> **Task statement**
Please copy every line of the records below that holds the word "xlabel".

> **Information provided**

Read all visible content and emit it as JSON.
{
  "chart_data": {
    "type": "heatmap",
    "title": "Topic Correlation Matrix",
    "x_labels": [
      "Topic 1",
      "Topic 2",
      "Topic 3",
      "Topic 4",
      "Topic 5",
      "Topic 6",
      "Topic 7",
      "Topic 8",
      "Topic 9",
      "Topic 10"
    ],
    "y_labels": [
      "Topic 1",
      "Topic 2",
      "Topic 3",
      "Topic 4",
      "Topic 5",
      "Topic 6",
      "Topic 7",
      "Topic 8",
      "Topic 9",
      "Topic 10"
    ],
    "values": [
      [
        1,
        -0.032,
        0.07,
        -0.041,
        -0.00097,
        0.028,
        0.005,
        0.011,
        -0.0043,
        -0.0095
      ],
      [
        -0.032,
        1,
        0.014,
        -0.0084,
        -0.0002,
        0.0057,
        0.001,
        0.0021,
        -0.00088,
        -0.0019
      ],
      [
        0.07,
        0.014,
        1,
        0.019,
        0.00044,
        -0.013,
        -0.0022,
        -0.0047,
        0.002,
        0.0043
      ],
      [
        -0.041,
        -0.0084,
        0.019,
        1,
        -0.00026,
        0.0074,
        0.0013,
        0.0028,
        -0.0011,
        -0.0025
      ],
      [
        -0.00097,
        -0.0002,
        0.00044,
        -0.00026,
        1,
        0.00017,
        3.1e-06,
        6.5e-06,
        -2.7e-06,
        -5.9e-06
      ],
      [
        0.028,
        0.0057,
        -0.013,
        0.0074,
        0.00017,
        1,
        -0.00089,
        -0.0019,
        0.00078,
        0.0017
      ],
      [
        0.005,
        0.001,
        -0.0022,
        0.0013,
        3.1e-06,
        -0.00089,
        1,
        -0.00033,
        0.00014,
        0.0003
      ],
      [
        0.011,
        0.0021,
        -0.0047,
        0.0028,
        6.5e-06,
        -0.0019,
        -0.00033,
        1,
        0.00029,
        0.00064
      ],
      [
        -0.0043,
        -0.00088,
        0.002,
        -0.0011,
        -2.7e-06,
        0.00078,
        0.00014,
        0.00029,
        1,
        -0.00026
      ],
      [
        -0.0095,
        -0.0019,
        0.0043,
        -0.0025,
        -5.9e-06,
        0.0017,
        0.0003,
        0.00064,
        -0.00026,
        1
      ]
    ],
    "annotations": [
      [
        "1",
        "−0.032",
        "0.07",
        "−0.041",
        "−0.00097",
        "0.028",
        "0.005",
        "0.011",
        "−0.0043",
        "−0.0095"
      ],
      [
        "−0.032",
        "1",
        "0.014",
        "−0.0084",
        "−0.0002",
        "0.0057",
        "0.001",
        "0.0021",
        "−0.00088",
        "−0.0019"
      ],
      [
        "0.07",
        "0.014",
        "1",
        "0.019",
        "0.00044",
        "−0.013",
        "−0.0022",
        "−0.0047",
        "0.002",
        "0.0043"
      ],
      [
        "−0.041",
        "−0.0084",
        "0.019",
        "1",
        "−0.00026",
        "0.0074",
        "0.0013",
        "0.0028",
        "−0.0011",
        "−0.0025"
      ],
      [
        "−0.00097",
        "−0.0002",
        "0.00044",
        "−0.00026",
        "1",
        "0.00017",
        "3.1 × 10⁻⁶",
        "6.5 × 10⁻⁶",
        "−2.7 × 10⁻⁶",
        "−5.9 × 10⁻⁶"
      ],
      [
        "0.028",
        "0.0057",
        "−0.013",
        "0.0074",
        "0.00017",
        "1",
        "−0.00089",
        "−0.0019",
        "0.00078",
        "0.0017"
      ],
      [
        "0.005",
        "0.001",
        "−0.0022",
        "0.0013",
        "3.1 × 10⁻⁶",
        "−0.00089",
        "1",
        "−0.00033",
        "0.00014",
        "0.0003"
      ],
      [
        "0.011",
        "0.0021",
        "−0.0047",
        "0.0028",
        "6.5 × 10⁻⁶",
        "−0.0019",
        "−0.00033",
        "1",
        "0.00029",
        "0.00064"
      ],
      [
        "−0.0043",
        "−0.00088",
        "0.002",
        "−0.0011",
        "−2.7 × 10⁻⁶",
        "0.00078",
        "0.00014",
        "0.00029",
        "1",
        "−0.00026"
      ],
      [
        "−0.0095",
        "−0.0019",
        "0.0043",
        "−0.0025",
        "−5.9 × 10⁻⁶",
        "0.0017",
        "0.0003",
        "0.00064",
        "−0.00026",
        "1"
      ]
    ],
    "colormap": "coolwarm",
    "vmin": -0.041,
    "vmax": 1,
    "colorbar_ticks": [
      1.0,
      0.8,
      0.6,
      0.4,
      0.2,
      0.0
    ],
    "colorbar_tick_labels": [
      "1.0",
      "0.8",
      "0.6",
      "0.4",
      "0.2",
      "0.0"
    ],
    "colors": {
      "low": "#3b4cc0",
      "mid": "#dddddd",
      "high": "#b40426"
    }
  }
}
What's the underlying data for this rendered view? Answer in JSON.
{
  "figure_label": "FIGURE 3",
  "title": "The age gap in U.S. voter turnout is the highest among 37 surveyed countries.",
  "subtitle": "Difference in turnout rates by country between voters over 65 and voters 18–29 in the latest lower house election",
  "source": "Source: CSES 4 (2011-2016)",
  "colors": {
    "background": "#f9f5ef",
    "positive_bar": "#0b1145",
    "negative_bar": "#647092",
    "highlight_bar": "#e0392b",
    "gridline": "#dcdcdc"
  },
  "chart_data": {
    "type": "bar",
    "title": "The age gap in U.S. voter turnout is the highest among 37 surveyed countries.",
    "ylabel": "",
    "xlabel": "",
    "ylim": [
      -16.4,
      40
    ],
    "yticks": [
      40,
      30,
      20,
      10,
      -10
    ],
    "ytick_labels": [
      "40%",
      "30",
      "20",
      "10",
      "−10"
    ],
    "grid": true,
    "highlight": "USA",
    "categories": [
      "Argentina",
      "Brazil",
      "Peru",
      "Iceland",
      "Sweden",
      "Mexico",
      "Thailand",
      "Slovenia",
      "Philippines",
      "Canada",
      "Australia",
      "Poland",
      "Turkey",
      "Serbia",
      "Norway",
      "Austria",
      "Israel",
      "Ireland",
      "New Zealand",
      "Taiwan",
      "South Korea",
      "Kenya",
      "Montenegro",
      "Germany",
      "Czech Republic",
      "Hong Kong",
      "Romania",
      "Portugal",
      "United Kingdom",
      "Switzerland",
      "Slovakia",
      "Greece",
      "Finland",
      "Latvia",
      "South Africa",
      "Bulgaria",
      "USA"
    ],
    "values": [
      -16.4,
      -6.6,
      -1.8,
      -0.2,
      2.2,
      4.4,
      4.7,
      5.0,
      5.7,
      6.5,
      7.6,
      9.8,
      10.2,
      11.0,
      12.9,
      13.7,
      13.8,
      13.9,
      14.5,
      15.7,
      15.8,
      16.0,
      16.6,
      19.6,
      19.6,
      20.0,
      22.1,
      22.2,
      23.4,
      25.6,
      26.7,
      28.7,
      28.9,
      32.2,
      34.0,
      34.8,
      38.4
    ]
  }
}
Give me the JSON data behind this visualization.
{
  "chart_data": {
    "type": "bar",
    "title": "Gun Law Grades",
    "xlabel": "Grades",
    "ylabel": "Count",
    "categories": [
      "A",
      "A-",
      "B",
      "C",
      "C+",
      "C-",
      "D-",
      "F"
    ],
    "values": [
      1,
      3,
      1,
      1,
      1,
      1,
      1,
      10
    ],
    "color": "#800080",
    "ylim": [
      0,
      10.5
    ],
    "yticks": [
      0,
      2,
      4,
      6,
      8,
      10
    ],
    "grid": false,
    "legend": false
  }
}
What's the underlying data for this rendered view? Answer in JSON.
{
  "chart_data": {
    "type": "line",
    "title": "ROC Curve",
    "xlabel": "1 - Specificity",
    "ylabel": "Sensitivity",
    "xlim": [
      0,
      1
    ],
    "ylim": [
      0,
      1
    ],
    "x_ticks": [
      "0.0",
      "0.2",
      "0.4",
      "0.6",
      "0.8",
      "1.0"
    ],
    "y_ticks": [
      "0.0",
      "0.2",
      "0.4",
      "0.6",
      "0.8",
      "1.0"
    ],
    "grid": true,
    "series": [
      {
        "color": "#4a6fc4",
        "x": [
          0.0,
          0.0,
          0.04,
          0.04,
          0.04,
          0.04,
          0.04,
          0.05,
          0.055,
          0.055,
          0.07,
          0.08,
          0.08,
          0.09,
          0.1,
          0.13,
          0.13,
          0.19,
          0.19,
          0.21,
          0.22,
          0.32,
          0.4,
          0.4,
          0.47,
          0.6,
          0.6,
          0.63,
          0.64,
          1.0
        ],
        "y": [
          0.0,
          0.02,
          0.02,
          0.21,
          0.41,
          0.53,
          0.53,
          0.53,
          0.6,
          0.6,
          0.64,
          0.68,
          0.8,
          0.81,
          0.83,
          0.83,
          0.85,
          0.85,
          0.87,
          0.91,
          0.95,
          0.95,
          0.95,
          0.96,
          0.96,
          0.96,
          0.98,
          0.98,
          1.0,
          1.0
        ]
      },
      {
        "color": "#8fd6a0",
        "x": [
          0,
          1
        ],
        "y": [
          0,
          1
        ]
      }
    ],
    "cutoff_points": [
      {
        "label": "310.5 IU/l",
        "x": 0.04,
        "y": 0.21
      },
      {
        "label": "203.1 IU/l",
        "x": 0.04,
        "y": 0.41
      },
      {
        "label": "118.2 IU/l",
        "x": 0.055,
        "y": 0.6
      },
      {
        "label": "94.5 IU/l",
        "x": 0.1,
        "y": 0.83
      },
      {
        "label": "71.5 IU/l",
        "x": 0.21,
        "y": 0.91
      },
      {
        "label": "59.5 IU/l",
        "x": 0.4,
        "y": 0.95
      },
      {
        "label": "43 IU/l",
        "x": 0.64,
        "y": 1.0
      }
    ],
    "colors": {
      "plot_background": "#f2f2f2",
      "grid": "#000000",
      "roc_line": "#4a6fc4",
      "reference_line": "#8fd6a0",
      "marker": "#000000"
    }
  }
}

> **Exercise solution**
    "xlabel": "",
    "xlabel": "Grades",
    "xlabel": "1 - Specificity",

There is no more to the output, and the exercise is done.